Word for word, transcribe every line from the one holding "Read all visible content and emit it as JSON." through the end of the records, but not the pictures.

ENTRIES SHOWN =
>> Begin

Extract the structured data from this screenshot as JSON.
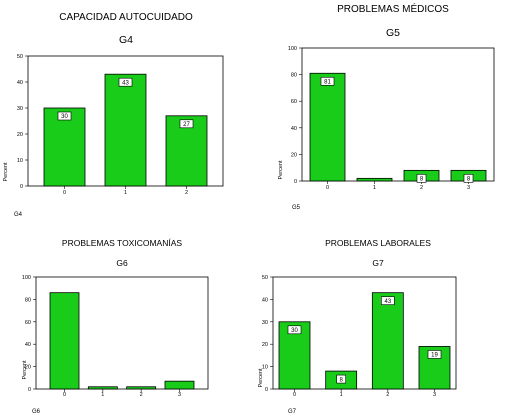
{
  "colors": {
    "bar_fill": "#19cc19",
    "bar_stroke": "#000000",
    "label_bg": "#ffffff",
    "frame": "#000000"
  },
  "chart_data": [
    {
      "type": "bar",
      "title": "CAPACIDAD AUTOCUIDADO",
      "subtitle": "G4",
      "footnote": "G4",
      "ylabel": "Percent",
      "categories": [
        "0",
        "1",
        "2"
      ],
      "values": [
        30,
        43,
        27
      ],
      "data_labels": [
        "30",
        "43",
        "27"
      ],
      "ylim": [
        0,
        50
      ],
      "yticks": [
        "0",
        "10",
        "20",
        "30",
        "40",
        "50"
      ]
    },
    {
      "type": "bar",
      "title": "PROBLEMAS MÉDICOS",
      "subtitle": "G5",
      "footnote": "G5",
      "ylabel": "Percent",
      "categories": [
        "0",
        "1",
        "2",
        "3"
      ],
      "values": [
        81,
        2,
        8,
        8
      ],
      "data_labels": [
        "81",
        "",
        "8",
        "8"
      ],
      "ylim": [
        0,
        100
      ],
      "yticks": [
        "0",
        "20",
        "40",
        "60",
        "80",
        "100"
      ]
    },
    {
      "type": "bar",
      "title": "PROBLEMAS TOXICOMANÍAS",
      "subtitle": "G6",
      "footnote": "G6",
      "ylabel": "Percent",
      "categories": [
        "0",
        "1",
        "2",
        "3"
      ],
      "values": [
        86,
        2,
        2,
        7
      ],
      "data_labels": [
        "",
        "",
        "",
        ""
      ],
      "ylim": [
        0,
        100
      ],
      "yticks": [
        "0",
        "20",
        "40",
        "60",
        "80",
        "100"
      ]
    },
    {
      "type": "bar",
      "title": "PROBLEMAS LABORALES",
      "subtitle": "G7",
      "footnote": "G7",
      "ylabel": "Percent",
      "categories": [
        "0",
        "1",
        "2",
        "3"
      ],
      "values": [
        30,
        8,
        43,
        19
      ],
      "data_labels": [
        "30",
        "8",
        "43",
        "19"
      ],
      "ylim": [
        0,
        50
      ],
      "yticks": [
        "0",
        "10",
        "20",
        "30",
        "40",
        "50"
      ]
    }
  ]
}
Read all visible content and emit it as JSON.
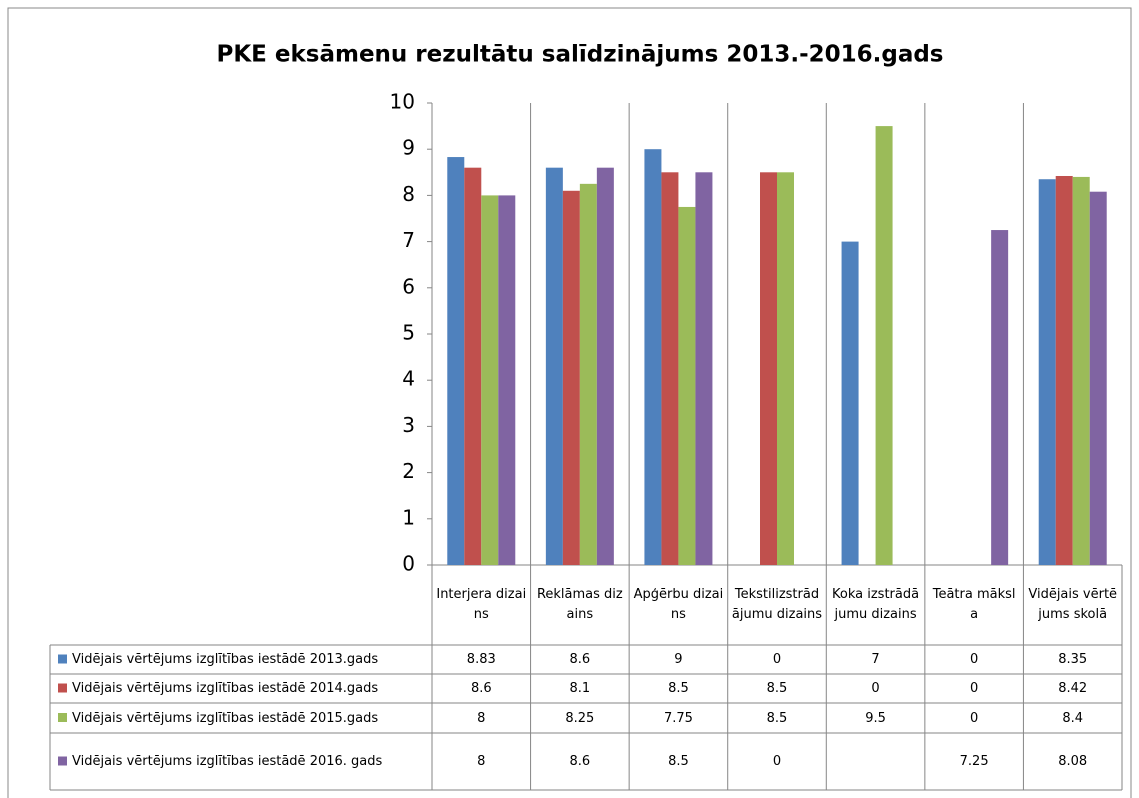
{
  "chart_data": {
    "type": "bar",
    "title": "PKE eksāmenu rezultātu salīdzinājums 2013.-2016.gads",
    "categories": [
      "Interjera dizains",
      "Reklāmas dizains",
      "Apģērbu dizains",
      "Tekstilizstrādājumu dizains",
      "Koka izstrādājumu dizains",
      "Teātra māksla",
      "Vidējais vērtējums skolā"
    ],
    "series": [
      {
        "name": "Vidējais vērtējums izglītības iestādē 2013.gads",
        "color": "#4f81bd",
        "values": [
          8.83,
          8.6,
          9,
          0,
          7,
          0,
          8.35
        ]
      },
      {
        "name": "Vidējais vērtējums izglītības iestādē 2014.gads",
        "color": "#c0504d",
        "values": [
          8.6,
          8.1,
          8.5,
          8.5,
          0,
          0,
          8.42
        ]
      },
      {
        "name": "Vidējais vērtējums izglītības iestādē 2015.gads",
        "color": "#9bbb59",
        "values": [
          8,
          8.25,
          7.75,
          8.5,
          9.5,
          0,
          8.4
        ]
      },
      {
        "name": "Vidējais vērtējums izglītības iestādē 2016. gads",
        "color": "#8064a2",
        "values": [
          8,
          8.6,
          8.5,
          0,
          null,
          7.25,
          8.08
        ]
      }
    ],
    "ylim": [
      0,
      10
    ],
    "yticks": [
      0,
      1,
      2,
      3,
      4,
      5,
      6,
      7,
      8,
      9,
      10
    ],
    "grid": false
  }
}
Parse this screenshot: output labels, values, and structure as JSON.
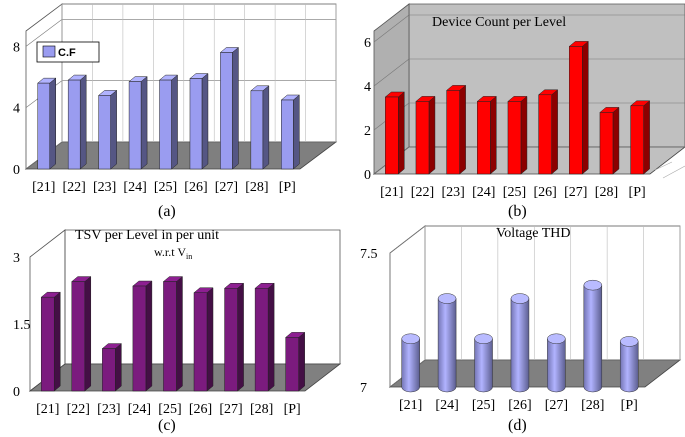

>> End

RESPONSE =
Read all visible content and emit it as JSON.
{
  "chart_data": {
    "type": "bar",
    "title": "PKE eksāmenu rezultātu salīdzinājums 2013.-2016.gads",
    "categories": [
      "Interjera dizains",
      "Reklāmas dizains",
      "Apģērbu dizains",
      "Tekstilizstrādājumu dizains",
      "Koka izstrādājumu dizains",
      "Teātra māksla",
      "Vidējais vērtējums skolā"
    ],
    "series": [
      {
        "name": "Vidējais vērtējums izglītības iestādē 2013.gads",
        "color": "#4f81bd",
        "values": [
          8.83,
          8.6,
          9,
          0,
          7,
          0,
          8.35
        ]
      },
      {
        "name": "Vidējais vērtējums izglītības iestādē 2014.gads",
        "color": "#c0504d",
        "values": [
          8.6,
          8.1,
          8.5,
          8.5,
          0,
          0,
          8.42
        ]
      },
      {
        "name": "Vidējais vērtējums izglītības iestādē 2015.gads",
        "color": "#9bbb59",
        "values": [
          8,
          8.25,
          7.75,
          8.5,
          9.5,
          0,
          8.4
        ]
      },
      {
        "name": "Vidējais vērtējums izglītības iestādē 2016. gads",
        "color": "#8064a2",
        "values": [
          8,
          8.6,
          8.5,
          0,
          null,
          7.25,
          8.08
        ]
      }
    ],
    "ylim": [
      0,
      10
    ],
    "yticks": [
      0,
      1,
      2,
      3,
      4,
      5,
      6,
      7,
      8,
      9,
      10
    ],
    "grid": false
  }
}
Parse this screenshot: output labels, values, and structure as JSON.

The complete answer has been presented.